Direction —
Print all of the lines exactly. Any picture among them stays out.

=== The input ===

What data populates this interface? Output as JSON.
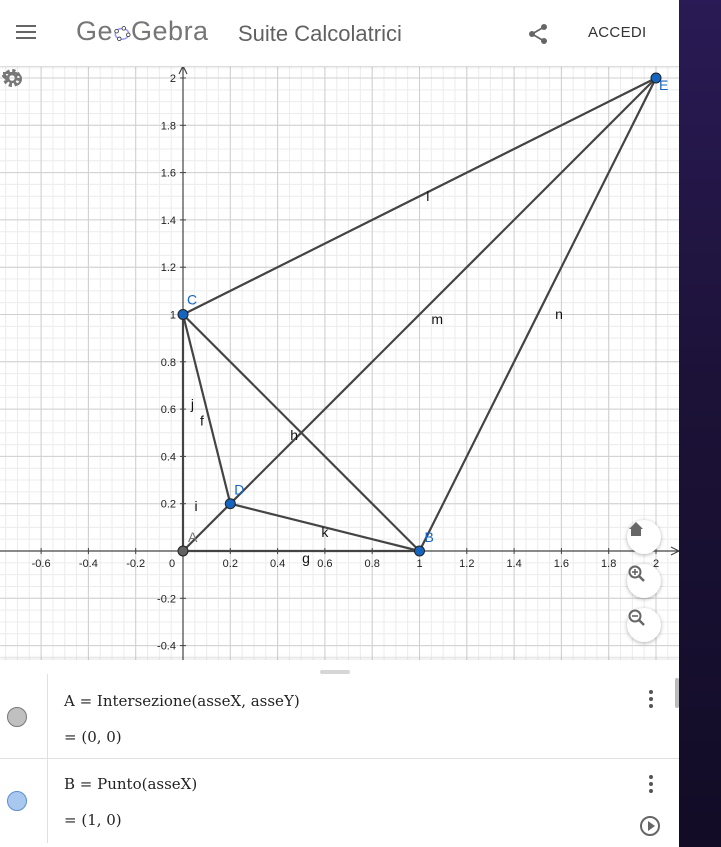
{
  "header": {
    "brand_left": "Ge",
    "brand_right": "Gebra",
    "title": "Suite Calcolatrici",
    "login_label": "ACCEDI",
    "icons": [
      "menu-icon",
      "share-icon"
    ]
  },
  "graphics": {
    "x_ticks": [
      "-0.6",
      "-0.4",
      "-0.2",
      "0",
      "0.2",
      "0.4",
      "0.6",
      "0.8",
      "1",
      "1.2",
      "1.4",
      "1.6",
      "1.8",
      "2"
    ],
    "y_ticks": [
      "-0.4",
      "-0.2",
      "0.2",
      "0.4",
      "0.6",
      "0.8",
      "1",
      "1.2",
      "1.4",
      "1.6",
      "1.8",
      "2"
    ],
    "points": [
      {
        "label": "A",
        "x": 0,
        "y": 0,
        "color": "#616161"
      },
      {
        "label": "B",
        "x": 1,
        "y": 0,
        "color": "#1565c0"
      },
      {
        "label": "C",
        "x": 0,
        "y": 1,
        "color": "#1565c0"
      },
      {
        "label": "D",
        "x": 0.2,
        "y": 0.2,
        "color": "#1565c0"
      },
      {
        "label": "E",
        "x": 2,
        "y": 2,
        "color": "#1565c0"
      }
    ],
    "segments": [
      {
        "label": "g",
        "from": "A",
        "to": "B",
        "lx": 0.52,
        "ly": -0.05
      },
      {
        "label": "j",
        "from": "A",
        "to": "C",
        "lx": 0.04,
        "ly": 0.6
      },
      {
        "label": "i",
        "from": "A",
        "to": "D",
        "lx": 0.055,
        "ly": 0.17
      },
      {
        "label": "f",
        "from": "C",
        "to": "D",
        "lx": 0.08,
        "ly": 0.53
      },
      {
        "label": "h",
        "from": "C",
        "to": "B",
        "lx": 0.47,
        "ly": 0.47
      },
      {
        "label": "k",
        "from": "D",
        "to": "B",
        "lx": 0.6,
        "ly": 0.06
      },
      {
        "label": "l",
        "from": "C",
        "to": "E",
        "lx": 1.035,
        "ly": 1.48
      },
      {
        "label": "m",
        "from": "D",
        "to": "E",
        "lx": 1.075,
        "ly": 0.96
      },
      {
        "label": "n",
        "from": "B",
        "to": "E",
        "lx": 1.59,
        "ly": 0.98
      }
    ],
    "controls": [
      "undo-icon",
      "settings-icon",
      "home-icon",
      "zoom-in-icon",
      "zoom-out-icon"
    ]
  },
  "algebra": {
    "rows": [
      {
        "definition": "A = Intersezione(asseX, asseY)",
        "value": "= (0, 0)",
        "marble_color": "#c0c0c0"
      },
      {
        "definition": "B = Punto(asseX)",
        "value": "= (1, 0)",
        "marble_color": "#a8c8f0"
      }
    ]
  }
}
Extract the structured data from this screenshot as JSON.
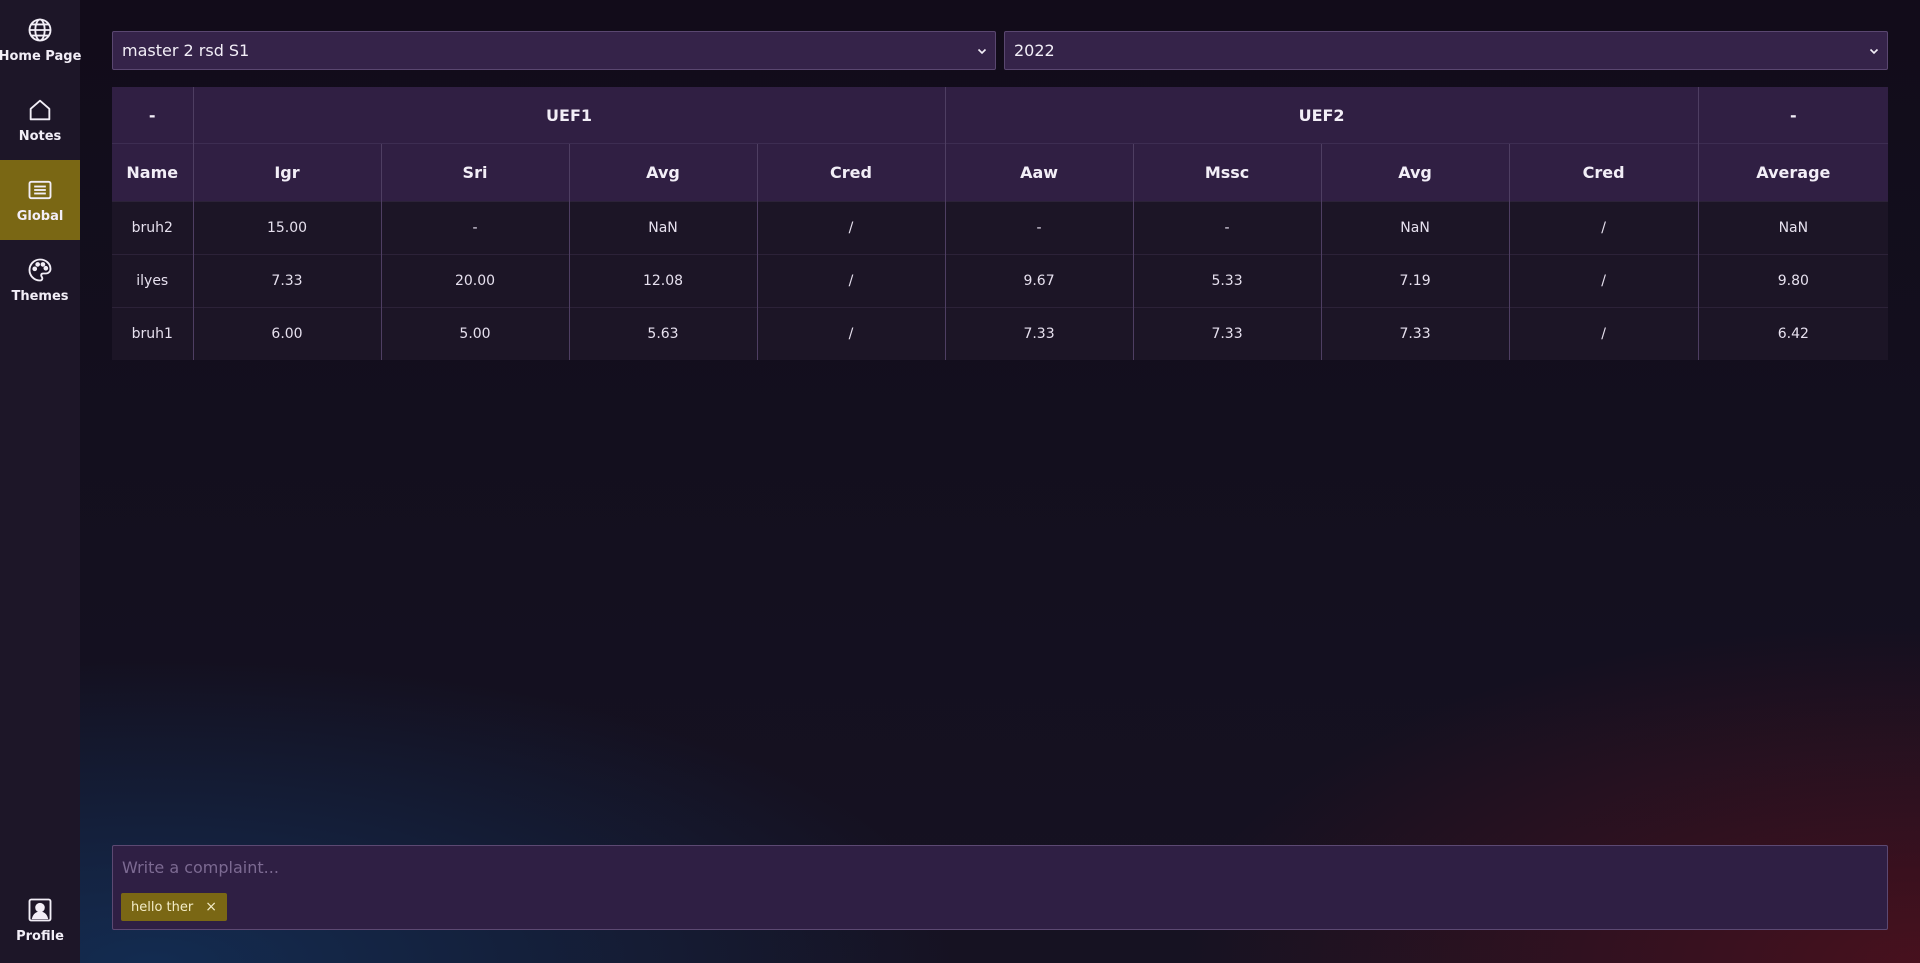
{
  "sidebar": {
    "items": [
      {
        "label": "Home Page",
        "icon": "globe-icon"
      },
      {
        "label": "Notes",
        "icon": "home-icon"
      },
      {
        "label": "Global",
        "icon": "list-icon",
        "active": true
      },
      {
        "label": "Themes",
        "icon": "palette-icon"
      }
    ],
    "profile": {
      "label": "Profile",
      "icon": "user-icon"
    }
  },
  "filters": {
    "program": "master 2 rsd S1",
    "year": "2022"
  },
  "table": {
    "groups": [
      "-",
      "UEF1",
      "UEF2",
      "-"
    ],
    "columns": [
      "Name",
      "Igr",
      "Sri",
      "Avg",
      "Cred",
      "Aaw",
      "Mssc",
      "Avg",
      "Cred",
      "Average"
    ],
    "rows": [
      [
        "bruh2",
        "15.00",
        "-",
        "NaN",
        "/",
        "-",
        "-",
        "NaN",
        "/",
        "NaN"
      ],
      [
        "ilyes",
        "7.33",
        "20.00",
        "12.08",
        "/",
        "9.67",
        "5.33",
        "7.19",
        "/",
        "9.80"
      ],
      [
        "bruh1",
        "6.00",
        "5.00",
        "5.63",
        "/",
        "7.33",
        "7.33",
        "7.33",
        "/",
        "6.42"
      ]
    ]
  },
  "complaint": {
    "placeholder": "Write a complaint...",
    "tag": "hello ther",
    "tag_remove": "×"
  },
  "colors": {
    "accent": "#7a6714",
    "sidebar_bg": "#1d1628",
    "header_bg": "#301f43",
    "row_bg": "#1c1526"
  }
}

===

Worked answer —
What data populates this interface? Output as JSON.
{
  "header": {
    "brand_left": "Ge",
    "brand_right": "Gebra",
    "title": "Suite Calcolatrici",
    "login_label": "ACCEDI",
    "icons": [
      "menu-icon",
      "share-icon"
    ]
  },
  "graphics": {
    "x_ticks": [
      "-0.6",
      "-0.4",
      "-0.2",
      "0",
      "0.2",
      "0.4",
      "0.6",
      "0.8",
      "1",
      "1.2",
      "1.4",
      "1.6",
      "1.8",
      "2"
    ],
    "y_ticks": [
      "-0.4",
      "-0.2",
      "0.2",
      "0.4",
      "0.6",
      "0.8",
      "1",
      "1.2",
      "1.4",
      "1.6",
      "1.8",
      "2"
    ],
    "points": [
      {
        "label": "A",
        "x": 0,
        "y": 0,
        "color": "#616161"
      },
      {
        "label": "B",
        "x": 1,
        "y": 0,
        "color": "#1565c0"
      },
      {
        "label": "C",
        "x": 0,
        "y": 1,
        "color": "#1565c0"
      },
      {
        "label": "D",
        "x": 0.2,
        "y": 0.2,
        "color": "#1565c0"
      },
      {
        "label": "E",
        "x": 2,
        "y": 2,
        "color": "#1565c0"
      }
    ],
    "segments": [
      {
        "label": "g",
        "from": "A",
        "to": "B",
        "lx": 0.52,
        "ly": -0.05
      },
      {
        "label": "j",
        "from": "A",
        "to": "C",
        "lx": 0.04,
        "ly": 0.6
      },
      {
        "label": "i",
        "from": "A",
        "to": "D",
        "lx": 0.055,
        "ly": 0.17
      },
      {
        "label": "f",
        "from": "C",
        "to": "D",
        "lx": 0.08,
        "ly": 0.53
      },
      {
        "label": "h",
        "from": "C",
        "to": "B",
        "lx": 0.47,
        "ly": 0.47
      },
      {
        "label": "k",
        "from": "D",
        "to": "B",
        "lx": 0.6,
        "ly": 0.06
      },
      {
        "label": "l",
        "from": "C",
        "to": "E",
        "lx": 1.035,
        "ly": 1.48
      },
      {
        "label": "m",
        "from": "D",
        "to": "E",
        "lx": 1.075,
        "ly": 0.96
      },
      {
        "label": "n",
        "from": "B",
        "to": "E",
        "lx": 1.59,
        "ly": 0.98
      }
    ],
    "controls": [
      "undo-icon",
      "settings-icon",
      "home-icon",
      "zoom-in-icon",
      "zoom-out-icon"
    ]
  },
  "algebra": {
    "rows": [
      {
        "definition": "A = Intersezione(asseX, asseY)",
        "value": "= (0, 0)",
        "marble_color": "#c0c0c0"
      },
      {
        "definition": "B = Punto(asseX)",
        "value": "= (1, 0)",
        "marble_color": "#a8c8f0"
      }
    ]
  }
}
Extract the structured data from this screenshot as JSON.
{
  "sidebar": {
    "items": [
      {
        "label": "Home Page",
        "icon": "globe-icon"
      },
      {
        "label": "Notes",
        "icon": "home-icon"
      },
      {
        "label": "Global",
        "icon": "list-icon",
        "active": true
      },
      {
        "label": "Themes",
        "icon": "palette-icon"
      }
    ],
    "profile": {
      "label": "Profile",
      "icon": "user-icon"
    }
  },
  "filters": {
    "program": "master 2 rsd S1",
    "year": "2022"
  },
  "table": {
    "groups": [
      "-",
      "UEF1",
      "UEF2",
      "-"
    ],
    "columns": [
      "Name",
      "Igr",
      "Sri",
      "Avg",
      "Cred",
      "Aaw",
      "Mssc",
      "Avg",
      "Cred",
      "Average"
    ],
    "rows": [
      [
        "bruh2",
        "15.00",
        "-",
        "NaN",
        "/",
        "-",
        "-",
        "NaN",
        "/",
        "NaN"
      ],
      [
        "ilyes",
        "7.33",
        "20.00",
        "12.08",
        "/",
        "9.67",
        "5.33",
        "7.19",
        "/",
        "9.80"
      ],
      [
        "bruh1",
        "6.00",
        "5.00",
        "5.63",
        "/",
        "7.33",
        "7.33",
        "7.33",
        "/",
        "6.42"
      ]
    ]
  },
  "complaint": {
    "placeholder": "Write a complaint...",
    "tag": "hello ther",
    "tag_remove": "×"
  },
  "colors": {
    "accent": "#7a6714",
    "sidebar_bg": "#1d1628",
    "header_bg": "#301f43",
    "row_bg": "#1c1526"
  }
}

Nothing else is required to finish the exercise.